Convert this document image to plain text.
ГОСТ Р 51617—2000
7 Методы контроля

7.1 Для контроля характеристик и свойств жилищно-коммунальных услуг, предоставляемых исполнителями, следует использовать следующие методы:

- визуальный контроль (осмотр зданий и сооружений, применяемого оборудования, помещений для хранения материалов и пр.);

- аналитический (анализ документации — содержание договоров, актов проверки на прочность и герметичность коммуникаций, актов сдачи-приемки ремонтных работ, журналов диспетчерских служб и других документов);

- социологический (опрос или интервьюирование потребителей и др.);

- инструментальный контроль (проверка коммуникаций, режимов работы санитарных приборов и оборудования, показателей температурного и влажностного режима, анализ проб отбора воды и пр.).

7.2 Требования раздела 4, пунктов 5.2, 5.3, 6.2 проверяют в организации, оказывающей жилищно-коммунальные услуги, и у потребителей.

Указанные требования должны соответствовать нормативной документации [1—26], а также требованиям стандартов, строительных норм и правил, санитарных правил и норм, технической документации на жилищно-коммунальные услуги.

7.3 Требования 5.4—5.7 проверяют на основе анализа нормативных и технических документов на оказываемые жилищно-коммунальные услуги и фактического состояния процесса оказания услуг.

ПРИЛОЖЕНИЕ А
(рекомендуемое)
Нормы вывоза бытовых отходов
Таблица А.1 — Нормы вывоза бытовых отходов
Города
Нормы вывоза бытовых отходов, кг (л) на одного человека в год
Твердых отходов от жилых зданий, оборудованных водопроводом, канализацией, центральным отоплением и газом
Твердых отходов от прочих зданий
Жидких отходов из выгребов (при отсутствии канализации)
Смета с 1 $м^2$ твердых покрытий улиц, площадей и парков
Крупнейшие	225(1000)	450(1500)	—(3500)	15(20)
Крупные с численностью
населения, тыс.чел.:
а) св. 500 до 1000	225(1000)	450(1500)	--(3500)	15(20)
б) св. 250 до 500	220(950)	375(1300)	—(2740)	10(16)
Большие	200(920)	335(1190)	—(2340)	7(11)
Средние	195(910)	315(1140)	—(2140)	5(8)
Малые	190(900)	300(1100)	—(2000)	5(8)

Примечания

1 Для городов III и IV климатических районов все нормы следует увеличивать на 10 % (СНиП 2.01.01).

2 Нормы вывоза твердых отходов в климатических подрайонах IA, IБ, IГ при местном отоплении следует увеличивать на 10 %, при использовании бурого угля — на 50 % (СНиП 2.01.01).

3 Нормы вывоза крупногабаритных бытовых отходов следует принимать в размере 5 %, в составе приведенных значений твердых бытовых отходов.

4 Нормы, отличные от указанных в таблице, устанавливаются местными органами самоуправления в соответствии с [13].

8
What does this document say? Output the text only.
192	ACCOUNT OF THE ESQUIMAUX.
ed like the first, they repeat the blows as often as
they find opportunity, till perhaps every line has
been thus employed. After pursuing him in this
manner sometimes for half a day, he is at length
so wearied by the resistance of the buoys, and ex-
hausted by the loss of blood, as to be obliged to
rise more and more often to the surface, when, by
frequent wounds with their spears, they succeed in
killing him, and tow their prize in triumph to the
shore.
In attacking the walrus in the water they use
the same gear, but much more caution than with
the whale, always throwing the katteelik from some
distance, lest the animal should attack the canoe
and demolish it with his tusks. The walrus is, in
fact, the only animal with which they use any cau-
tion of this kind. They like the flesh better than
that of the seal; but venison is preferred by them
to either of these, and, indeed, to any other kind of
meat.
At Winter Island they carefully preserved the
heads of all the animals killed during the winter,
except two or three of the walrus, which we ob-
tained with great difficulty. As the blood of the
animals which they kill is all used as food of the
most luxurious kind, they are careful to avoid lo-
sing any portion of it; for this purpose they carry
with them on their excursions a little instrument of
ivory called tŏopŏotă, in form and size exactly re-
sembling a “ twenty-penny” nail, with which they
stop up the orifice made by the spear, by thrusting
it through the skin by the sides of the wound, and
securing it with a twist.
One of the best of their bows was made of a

----------

§ **What the task asks**:
Without changing a word, restate the whole listing.

§ **Expected answer**:
Convert this document image to plain text.
ГОСТ Р 51617—2000
7 Методы контроля

7.1 Для контроля характеристик и свойств жилищно-коммунальных услуг, предоставляемых исполнителями, следует использовать следующие методы:

- визуальный контроль (осмотр зданий и сооружений, применяемого оборудования, помещений для хранения материалов и пр.);

- аналитический (анализ документации — содержание договоров, актов проверки на прочность и герметичность коммуникаций, актов сдачи-приемки ремонтных работ, журналов диспетчерских служб и других документов);

- социологический (опрос или интервьюирование потребителей и др.);

- инструментальный контроль (проверка коммуникаций, режимов работы санитарных приборов и оборудования, показателей температурного и влажностного режима, анализ проб отбора воды и пр.).

7.2 Требования раздела 4, пунктов 5.2, 5.3, 6.2 проверяют в организации, оказывающей жилищно-коммунальные услуги, и у потребителей.

Указанные требования должны соответствовать нормативной документации [1—26], а также требованиям стандартов, строительных норм и правил, санитарных правил и норм, технической документации на жилищно-коммунальные услуги.

7.3 Требования 5.4—5.7 проверяют на основе анализа нормативных и технических документов на оказываемые жилищно-коммунальные услуги и фактического состояния процесса оказания услуг.

ПРИЛОЖЕНИЕ А
(рекомендуемое)
Нормы вывоза бытовых отходов
Таблица А.1 — Нормы вывоза бытовых отходов
Города
Нормы вывоза бытовых отходов, кг (л) на одного человека в год
Твердых отходов от жилых зданий, оборудованных водопроводом, канализацией, центральным отоплением и газом
Твердых отходов от прочих зданий
Жидких отходов из выгребов (при отсутствии канализации)
Смета с 1 $м^2$ твердых покрытий улиц, площадей и парков
Крупнейшие	225(1000)	450(1500)	—(3500)	15(20)
Крупные с численностью
населения, тыс.чел.:
а) св. 500 до 1000	225(1000)	450(1500)	--(3500)	15(20)
б) св. 250 до 500	220(950)	375(1300)	—(2740)	10(16)
Большие	200(920)	335(1190)	—(2340)	7(11)
Средние	195(910)	315(1140)	—(2140)	5(8)
Малые	190(900)	300(1100)	—(2000)	5(8)

Примечания

1 Для городов III и IV климатических районов все нормы следует увеличивать на 10 % (СНиП 2.01.01).

2 Нормы вывоза твердых отходов в климатических подрайонах IA, IБ, IГ при местном отоплении следует увеличивать на 10 %, при использовании бурого угля — на 50 % (СНиП 2.01.01).

3 Нормы вывоза крупногабаритных бытовых отходов следует принимать в размере 5 %, в составе приведенных значений твердых бытовых отходов.

4 Нормы, отличные от указанных в таблице, устанавливаются местными органами самоуправления в соответствии с [13].

8
What does this document say? Output the text only.
192	ACCOUNT OF THE ESQUIMAUX.
ed like the first, they repeat the blows as often as
they find opportunity, till perhaps every line has
been thus employed. After pursuing him in this
manner sometimes for half a day, he is at length
so wearied by the resistance of the buoys, and ex-
hausted by the loss of blood, as to be obliged to
rise more and more often to the surface, when, by
frequent wounds with their spears, they succeed in
killing him, and tow their prize in triumph to the
shore.
In attacking the walrus in the water they use
the same gear, but much more caution than with
the whale, always throwing the katteelik from some
distance, lest the animal should attack the canoe
and demolish it with his tusks. The walrus is, in
fact, the only animal with which they use any cau-
tion of this kind. They like the flesh better than
that of the seal; but venison is preferred by them
to either of these, and, indeed, to any other kind of
meat.
At Winter Island they carefully preserved the
heads of all the animals killed during the winter,
except two or three of the walrus, which we ob-
tained with great difficulty. As the blood of the
animals which they kill is all used as food of the
most luxurious kind, they are careful to avoid lo-
sing any portion of it; for this purpose they carry
with them on their excursions a little instrument of
ivory called tŏopŏotă, in form and size exactly re-
sembling a “ twenty-penny” nail, with which they
stop up the orifice made by the spear, by thrusting
it through the skin by the sides of the wound, and
securing it with a twist.
One of the best of their bows was made of a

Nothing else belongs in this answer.